Transcribe every line exactly. Leave the pictures behind.

• _SOURCE DATA_:
******************************

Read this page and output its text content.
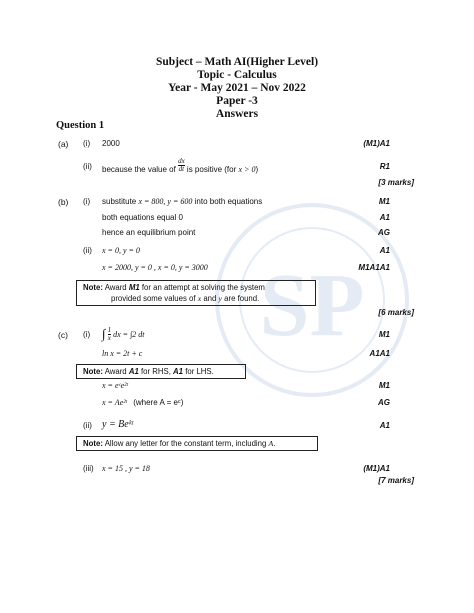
SP
Subject – Math AI(Higher Level)
Topic - Calculus
Year - May 2021 – Nov 2022
Paper -3
Answers
Question 1
(a) (i) 2000	(M1)A1
(ii) because the value of $\frac{dx}{dt}$ is positive (for x > 0)	R1
[3 marks]
(b) (i) substitute x = 800, y = 600 into both equations	M1
both equations equal 0	A1
hence an equilibrium point	AG
(ii) x = 0, y = 0	A1
x = 2000, y = 0 , x = 0, y = 3000	M1A1A1
Note: Award M1 for an attempt at solving the system
provided some values of x and y are found.
[6 marks]
(c) (i) ∫ $\frac{1}{x}$ dx = ∫2 dt	M1
ln x = 2t + c	A1A1
Note: Award A1 for RHS, A1 for LHS.
x = eᶜe²ᵗ	M1
x = Ae²ᵗ (where A = eᶜ)	AG
(ii) y = Beᵏᵗ	A1
Note: Allow any letter for the constant term, including A.
(iii) x = 15 , y = 18	(M1)A1
[7 marks]
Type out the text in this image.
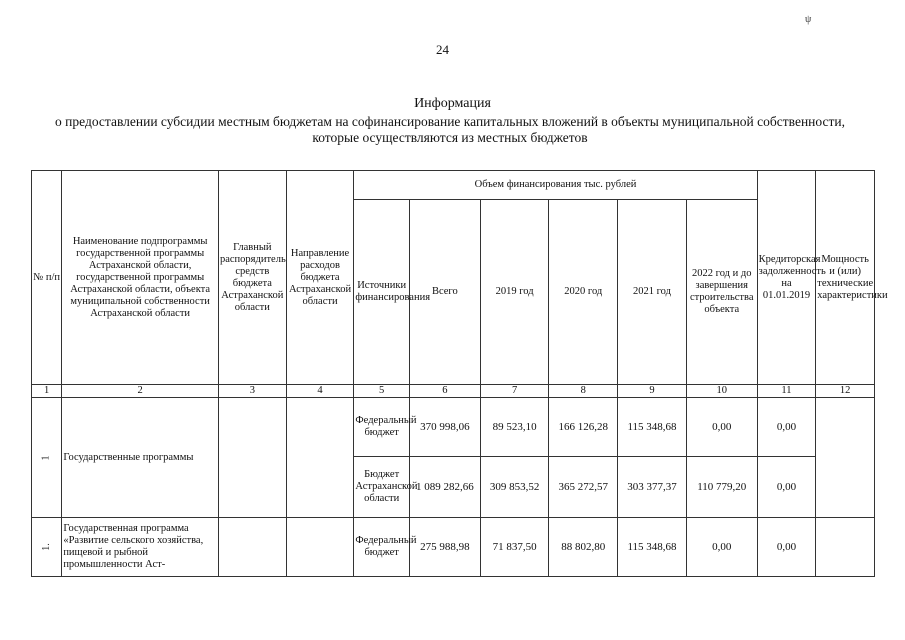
ψ
24
Информация
о предоставлении субсидии местным бюджетам на софинансирование капитальных вложений в объекты муниципальной собственности, которые осуществляются из местных бюджетов
№ п/п	Наименование подпрограммы государственной программы Астраханской области, государственной программы Астраханской области, объекта муниципальной собственности Астраханской области	Главный распорядитель средств бюджета Астраханской области	Направление расходов бюджета Астраханской области	Объем финансирования тыс. рублей						Кредиторская задолженность на 01.01.2019	Мощность и (или) технические характеристики
				Источники финансирования	Всего	2019 год	2020 год	2021 год	2022 год и до завершения строительства объекта		
1	2	3	4	5	6	7	8	9	10	11	12
1	Государственные программы			Федеральный бюджет	370 998,06	89 523,10	166 126,28	115 348,68	0,00	0,00	
				Бюджет Астраханской области	1 089 282,66	309 853,52	365 272,57	303 377,37	110 779,20	0,00	
1.	Государственная программа «Развитие сельского хозяйства, пищевой и рыбной промышленности Аст-			Федеральный бюджет	275 988,98	71 837,50	88 802,80	115 348,68	0,00	0,00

******************************

• _WRITTEN REPLY_:
Read this page and output its text content.
SP
Subject – Math AI(Higher Level)
Topic - Calculus
Year - May 2021 – Nov 2022
Paper -3
Answers
Question 1
(a) (i) 2000	(M1)A1
(ii) because the value of $\frac{dx}{dt}$ is positive (for x > 0)	R1
[3 marks]
(b) (i) substitute x = 800, y = 600 into both equations	M1
both equations equal 0	A1
hence an equilibrium point	AG
(ii) x = 0, y = 0	A1
x = 2000, y = 0 , x = 0, y = 3000	M1A1A1
Note: Award M1 for an attempt at solving the system
provided some values of x and y are found.
[6 marks]
(c) (i) ∫ $\frac{1}{x}$ dx = ∫2 dt	M1
ln x = 2t + c	A1A1
Note: Award A1 for RHS, A1 for LHS.
x = eᶜe²ᵗ	M1
x = Ae²ᵗ (where A = eᶜ)	AG
(ii) y = Beᵏᵗ	A1
Note: Allow any letter for the constant term, including A.
(iii) x = 15 , y = 18	(M1)A1
[7 marks]
Type out the text in this image.
ψ
24
Информация
о предоставлении субсидии местным бюджетам на софинансирование капитальных вложений в объекты муниципальной собственности, которые осуществляются из местных бюджетов
№ п/п	Наименование подпрограммы государственной программы Астраханской области, государственной программы Астраханской области, объекта муниципальной собственности Астраханской области	Главный распорядитель средств бюджета Астраханской области	Направление расходов бюджета Астраханской области	Объем финансирования тыс. рублей						Кредиторская задолженность на 01.01.2019	Мощность и (или) технические характеристики
				Источники финансирования	Всего	2019 год	2020 год	2021 год	2022 год и до завершения строительства объекта		
1	2	3	4	5	6	7	8	9	10	11	12
1	Государственные программы			Федеральный бюджет	370 998,06	89 523,10	166 126,28	115 348,68	0,00	0,00	
				Бюджет Астраханской области	1 089 282,66	309 853,52	365 272,57	303 377,37	110 779,20	0,00	
1.	Государственная программа «Развитие сельского хозяйства, пищевой и рыбной промышленности Аст-			Федеральный бюджет	275 988,98	71 837,50	88 802,80	115 348,68	0,00	0,00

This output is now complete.